**Figure contents as structured data:**

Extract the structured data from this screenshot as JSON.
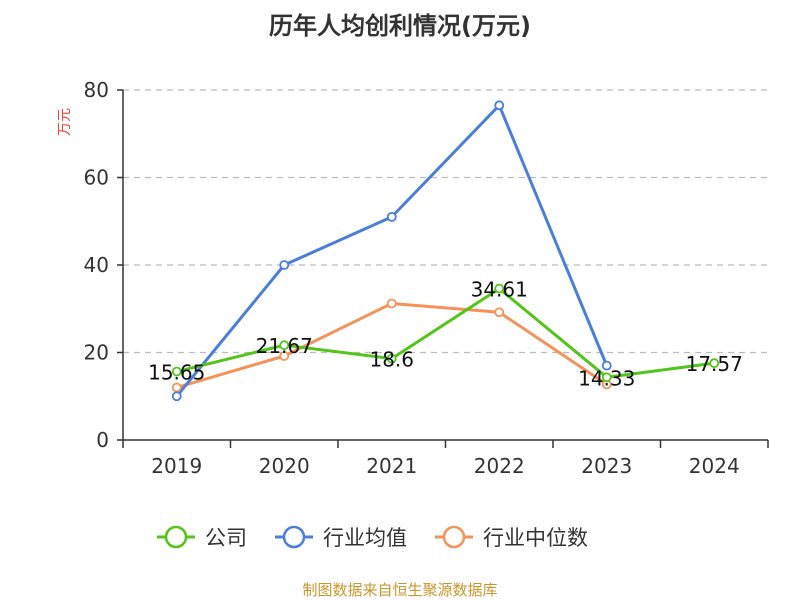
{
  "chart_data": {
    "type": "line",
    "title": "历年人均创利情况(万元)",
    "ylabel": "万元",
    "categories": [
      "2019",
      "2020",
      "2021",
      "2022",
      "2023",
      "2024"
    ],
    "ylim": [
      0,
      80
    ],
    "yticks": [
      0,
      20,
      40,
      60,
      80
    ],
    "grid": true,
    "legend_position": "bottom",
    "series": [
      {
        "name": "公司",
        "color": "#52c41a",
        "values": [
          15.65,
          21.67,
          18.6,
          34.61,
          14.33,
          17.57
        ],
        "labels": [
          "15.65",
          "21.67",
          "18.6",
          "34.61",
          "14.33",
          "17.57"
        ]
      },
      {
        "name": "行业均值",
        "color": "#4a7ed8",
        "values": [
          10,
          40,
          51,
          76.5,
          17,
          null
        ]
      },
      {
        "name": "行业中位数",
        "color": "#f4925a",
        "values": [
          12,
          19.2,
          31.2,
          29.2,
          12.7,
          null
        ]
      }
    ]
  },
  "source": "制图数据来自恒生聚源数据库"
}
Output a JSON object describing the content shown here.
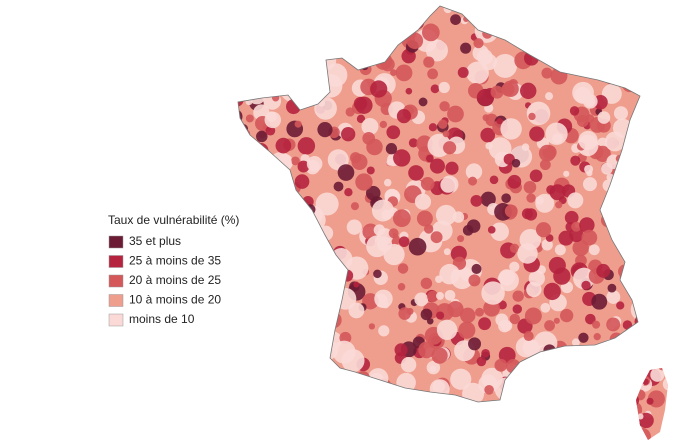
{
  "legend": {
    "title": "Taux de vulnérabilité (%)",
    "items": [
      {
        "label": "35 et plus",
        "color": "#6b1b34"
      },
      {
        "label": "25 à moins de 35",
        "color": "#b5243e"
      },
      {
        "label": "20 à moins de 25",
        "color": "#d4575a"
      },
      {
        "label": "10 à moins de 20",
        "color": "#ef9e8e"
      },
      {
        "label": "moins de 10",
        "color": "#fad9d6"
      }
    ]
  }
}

**WORK TO BE COMPLETED:**
Give only the number of lines above that hold the string "JSON".

**RESULT OF THE TASK:**
2